Collected data entries
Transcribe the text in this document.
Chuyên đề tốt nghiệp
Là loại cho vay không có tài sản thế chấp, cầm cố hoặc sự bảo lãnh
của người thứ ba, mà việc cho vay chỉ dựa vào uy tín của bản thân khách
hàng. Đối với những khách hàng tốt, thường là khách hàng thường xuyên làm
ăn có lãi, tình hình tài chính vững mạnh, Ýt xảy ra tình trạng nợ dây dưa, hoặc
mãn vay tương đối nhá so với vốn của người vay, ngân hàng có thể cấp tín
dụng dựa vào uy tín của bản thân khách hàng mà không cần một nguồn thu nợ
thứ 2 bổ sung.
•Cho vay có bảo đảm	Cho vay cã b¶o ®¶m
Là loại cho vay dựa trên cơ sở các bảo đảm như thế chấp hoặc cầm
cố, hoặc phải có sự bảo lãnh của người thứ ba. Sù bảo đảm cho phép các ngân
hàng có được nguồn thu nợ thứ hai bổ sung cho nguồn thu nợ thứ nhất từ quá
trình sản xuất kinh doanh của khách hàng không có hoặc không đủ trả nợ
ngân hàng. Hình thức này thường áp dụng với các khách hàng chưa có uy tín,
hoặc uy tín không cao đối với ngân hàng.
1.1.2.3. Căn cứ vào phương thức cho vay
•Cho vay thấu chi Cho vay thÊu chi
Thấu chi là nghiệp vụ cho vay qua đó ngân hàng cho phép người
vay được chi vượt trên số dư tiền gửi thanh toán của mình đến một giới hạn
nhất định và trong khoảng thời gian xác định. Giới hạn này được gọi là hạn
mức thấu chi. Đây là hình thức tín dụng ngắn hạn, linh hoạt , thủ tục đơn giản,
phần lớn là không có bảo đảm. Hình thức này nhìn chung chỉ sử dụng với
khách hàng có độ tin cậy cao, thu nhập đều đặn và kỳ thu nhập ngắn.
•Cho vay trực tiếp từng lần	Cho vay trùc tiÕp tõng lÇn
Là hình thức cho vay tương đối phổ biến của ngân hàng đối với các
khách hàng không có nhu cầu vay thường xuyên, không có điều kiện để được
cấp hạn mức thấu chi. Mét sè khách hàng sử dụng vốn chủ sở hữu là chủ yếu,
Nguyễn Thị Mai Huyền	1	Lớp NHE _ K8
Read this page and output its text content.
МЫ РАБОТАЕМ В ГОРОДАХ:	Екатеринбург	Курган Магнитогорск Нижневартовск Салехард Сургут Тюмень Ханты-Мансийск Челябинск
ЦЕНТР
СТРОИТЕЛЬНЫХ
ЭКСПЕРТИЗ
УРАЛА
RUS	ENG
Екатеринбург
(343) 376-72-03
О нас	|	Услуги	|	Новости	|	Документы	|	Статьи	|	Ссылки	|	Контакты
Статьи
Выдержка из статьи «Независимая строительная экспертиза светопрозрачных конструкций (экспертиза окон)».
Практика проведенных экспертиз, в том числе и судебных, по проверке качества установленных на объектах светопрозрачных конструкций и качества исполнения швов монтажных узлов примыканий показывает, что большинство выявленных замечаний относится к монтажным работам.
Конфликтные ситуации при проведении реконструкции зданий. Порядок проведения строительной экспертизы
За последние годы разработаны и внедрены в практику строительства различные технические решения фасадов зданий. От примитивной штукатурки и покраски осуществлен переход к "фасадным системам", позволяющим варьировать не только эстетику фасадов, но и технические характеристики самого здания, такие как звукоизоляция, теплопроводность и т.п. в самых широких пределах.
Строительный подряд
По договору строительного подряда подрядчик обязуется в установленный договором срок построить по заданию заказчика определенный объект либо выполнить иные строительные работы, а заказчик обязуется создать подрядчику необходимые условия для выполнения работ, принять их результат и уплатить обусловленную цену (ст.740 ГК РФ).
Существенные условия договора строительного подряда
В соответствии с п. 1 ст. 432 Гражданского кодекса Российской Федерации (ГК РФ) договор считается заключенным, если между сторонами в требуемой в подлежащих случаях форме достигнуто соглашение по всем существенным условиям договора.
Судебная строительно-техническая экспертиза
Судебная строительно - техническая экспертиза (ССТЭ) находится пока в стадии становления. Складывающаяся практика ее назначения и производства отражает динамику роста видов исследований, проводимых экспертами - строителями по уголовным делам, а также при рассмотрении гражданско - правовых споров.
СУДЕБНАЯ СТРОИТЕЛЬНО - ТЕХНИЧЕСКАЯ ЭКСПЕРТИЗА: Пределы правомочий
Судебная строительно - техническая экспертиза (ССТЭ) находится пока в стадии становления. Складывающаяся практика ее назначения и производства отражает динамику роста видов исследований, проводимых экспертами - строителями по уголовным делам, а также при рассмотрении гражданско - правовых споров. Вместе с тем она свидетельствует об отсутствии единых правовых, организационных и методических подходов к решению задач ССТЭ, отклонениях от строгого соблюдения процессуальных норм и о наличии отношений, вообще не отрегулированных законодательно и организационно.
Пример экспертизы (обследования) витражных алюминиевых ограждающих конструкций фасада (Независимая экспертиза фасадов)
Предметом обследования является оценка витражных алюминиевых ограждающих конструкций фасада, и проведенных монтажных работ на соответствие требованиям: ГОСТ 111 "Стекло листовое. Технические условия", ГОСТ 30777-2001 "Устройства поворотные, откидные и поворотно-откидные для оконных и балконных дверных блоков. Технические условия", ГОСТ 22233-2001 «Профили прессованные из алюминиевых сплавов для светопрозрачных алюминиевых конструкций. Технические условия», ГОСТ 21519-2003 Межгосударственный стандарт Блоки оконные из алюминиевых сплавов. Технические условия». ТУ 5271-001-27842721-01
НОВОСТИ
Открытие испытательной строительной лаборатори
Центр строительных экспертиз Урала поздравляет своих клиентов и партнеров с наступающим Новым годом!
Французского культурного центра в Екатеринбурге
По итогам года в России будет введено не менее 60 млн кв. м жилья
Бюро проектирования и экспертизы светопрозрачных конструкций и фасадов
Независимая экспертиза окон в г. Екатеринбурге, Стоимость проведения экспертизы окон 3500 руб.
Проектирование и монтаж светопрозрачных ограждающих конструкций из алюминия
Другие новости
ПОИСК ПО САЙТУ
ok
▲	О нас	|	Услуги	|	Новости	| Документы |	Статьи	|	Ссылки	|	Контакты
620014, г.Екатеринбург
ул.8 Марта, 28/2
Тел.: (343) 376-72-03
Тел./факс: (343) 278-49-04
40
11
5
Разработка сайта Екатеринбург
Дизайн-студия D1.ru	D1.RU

THE REQUEST: Print the material once more, exactly.

COMPLETED TASK:
Transcribe the text in this document.
Chuyên đề tốt nghiệp
Là loại cho vay không có tài sản thế chấp, cầm cố hoặc sự bảo lãnh
của người thứ ba, mà việc cho vay chỉ dựa vào uy tín của bản thân khách
hàng. Đối với những khách hàng tốt, thường là khách hàng thường xuyên làm
ăn có lãi, tình hình tài chính vững mạnh, Ýt xảy ra tình trạng nợ dây dưa, hoặc
mãn vay tương đối nhá so với vốn của người vay, ngân hàng có thể cấp tín
dụng dựa vào uy tín của bản thân khách hàng mà không cần một nguồn thu nợ
thứ 2 bổ sung.
•Cho vay có bảo đảm	Cho vay cã b¶o ®¶m
Là loại cho vay dựa trên cơ sở các bảo đảm như thế chấp hoặc cầm
cố, hoặc phải có sự bảo lãnh của người thứ ba. Sù bảo đảm cho phép các ngân
hàng có được nguồn thu nợ thứ hai bổ sung cho nguồn thu nợ thứ nhất từ quá
trình sản xuất kinh doanh của khách hàng không có hoặc không đủ trả nợ
ngân hàng. Hình thức này thường áp dụng với các khách hàng chưa có uy tín,
hoặc uy tín không cao đối với ngân hàng.
1.1.2.3. Căn cứ vào phương thức cho vay
•Cho vay thấu chi Cho vay thÊu chi
Thấu chi là nghiệp vụ cho vay qua đó ngân hàng cho phép người
vay được chi vượt trên số dư tiền gửi thanh toán của mình đến một giới hạn
nhất định và trong khoảng thời gian xác định. Giới hạn này được gọi là hạn
mức thấu chi. Đây là hình thức tín dụng ngắn hạn, linh hoạt , thủ tục đơn giản,
phần lớn là không có bảo đảm. Hình thức này nhìn chung chỉ sử dụng với
khách hàng có độ tin cậy cao, thu nhập đều đặn và kỳ thu nhập ngắn.
•Cho vay trực tiếp từng lần	Cho vay trùc tiÕp tõng lÇn
Là hình thức cho vay tương đối phổ biến của ngân hàng đối với các
khách hàng không có nhu cầu vay thường xuyên, không có điều kiện để được
cấp hạn mức thấu chi. Mét sè khách hàng sử dụng vốn chủ sở hữu là chủ yếu,
Nguyễn Thị Mai Huyền	1	Lớp NHE _ K8
Read this page and output its text content.
МЫ РАБОТАЕМ В ГОРОДАХ:	Екатеринбург	Курган Магнитогорск Нижневартовск Салехард Сургут Тюмень Ханты-Мансийск Челябинск
ЦЕНТР
СТРОИТЕЛЬНЫХ
ЭКСПЕРТИЗ
УРАЛА
RUS	ENG
Екатеринбург
(343) 376-72-03
О нас	|	Услуги	|	Новости	|	Документы	|	Статьи	|	Ссылки	|	Контакты
Статьи
Выдержка из статьи «Независимая строительная экспертиза светопрозрачных конструкций (экспертиза окон)».
Практика проведенных экспертиз, в том числе и судебных, по проверке качества установленных на объектах светопрозрачных конструкций и качества исполнения швов монтажных узлов примыканий показывает, что большинство выявленных замечаний относится к монтажным работам.
Конфликтные ситуации при проведении реконструкции зданий. Порядок проведения строительной экспертизы
За последние годы разработаны и внедрены в практику строительства различные технические решения фасадов зданий. От примитивной штукатурки и покраски осуществлен переход к "фасадным системам", позволяющим варьировать не только эстетику фасадов, но и технические характеристики самого здания, такие как звукоизоляция, теплопроводность и т.п. в самых широких пределах.
Строительный подряд
По договору строительного подряда подрядчик обязуется в установленный договором срок построить по заданию заказчика определенный объект либо выполнить иные строительные работы, а заказчик обязуется создать подрядчику необходимые условия для выполнения работ, принять их результат и уплатить обусловленную цену (ст.740 ГК РФ).
Существенные условия договора строительного подряда
В соответствии с п. 1 ст. 432 Гражданского кодекса Российской Федерации (ГК РФ) договор считается заключенным, если между сторонами в требуемой в подлежащих случаях форме достигнуто соглашение по всем существенным условиям договора.
Судебная строительно-техническая экспертиза
Судебная строительно - техническая экспертиза (ССТЭ) находится пока в стадии становления. Складывающаяся практика ее назначения и производства отражает динамику роста видов исследований, проводимых экспертами - строителями по уголовным делам, а также при рассмотрении гражданско - правовых споров.
СУДЕБНАЯ СТРОИТЕЛЬНО - ТЕХНИЧЕСКАЯ ЭКСПЕРТИЗА: Пределы правомочий
Судебная строительно - техническая экспертиза (ССТЭ) находится пока в стадии становления. Складывающаяся практика ее назначения и производства отражает динамику роста видов исследований, проводимых экспертами - строителями по уголовным делам, а также при рассмотрении гражданско - правовых споров. Вместе с тем она свидетельствует об отсутствии единых правовых, организационных и методических подходов к решению задач ССТЭ, отклонениях от строгого соблюдения процессуальных норм и о наличии отношений, вообще не отрегулированных законодательно и организационно.
Пример экспертизы (обследования) витражных алюминиевых ограждающих конструкций фасада (Независимая экспертиза фасадов)
Предметом обследования является оценка витражных алюминиевых ограждающих конструкций фасада, и проведенных монтажных работ на соответствие требованиям: ГОСТ 111 "Стекло листовое. Технические условия", ГОСТ 30777-2001 "Устройства поворотные, откидные и поворотно-откидные для оконных и балконных дверных блоков. Технические условия", ГОСТ 22233-2001 «Профили прессованные из алюминиевых сплавов для светопрозрачных алюминиевых конструкций. Технические условия», ГОСТ 21519-2003 Межгосударственный стандарт Блоки оконные из алюминиевых сплавов. Технические условия». ТУ 5271-001-27842721-01
НОВОСТИ
Открытие испытательной строительной лаборатори
Центр строительных экспертиз Урала поздравляет своих клиентов и партнеров с наступающим Новым годом!
Французского культурного центра в Екатеринбурге
По итогам года в России будет введено не менее 60 млн кв. м жилья
Бюро проектирования и экспертизы светопрозрачных конструкций и фасадов
Независимая экспертиза окон в г. Екатеринбурге, Стоимость проведения экспертизы окон 3500 руб.
Проектирование и монтаж светопрозрачных ограждающих конструкций из алюминия
Другие новости
ПОИСК ПО САЙТУ
ok
▲	О нас	|	Услуги	|	Новости	| Документы |	Статьи	|	Ссылки	|	Контакты
620014, г.Екатеринбург
ул.8 Марта, 28/2
Тел.: (343) 376-72-03
Тел./факс: (343) 278-49-04
40
11
5
Разработка сайта Екатеринбург
Дизайн-студия D1.ru	D1.RU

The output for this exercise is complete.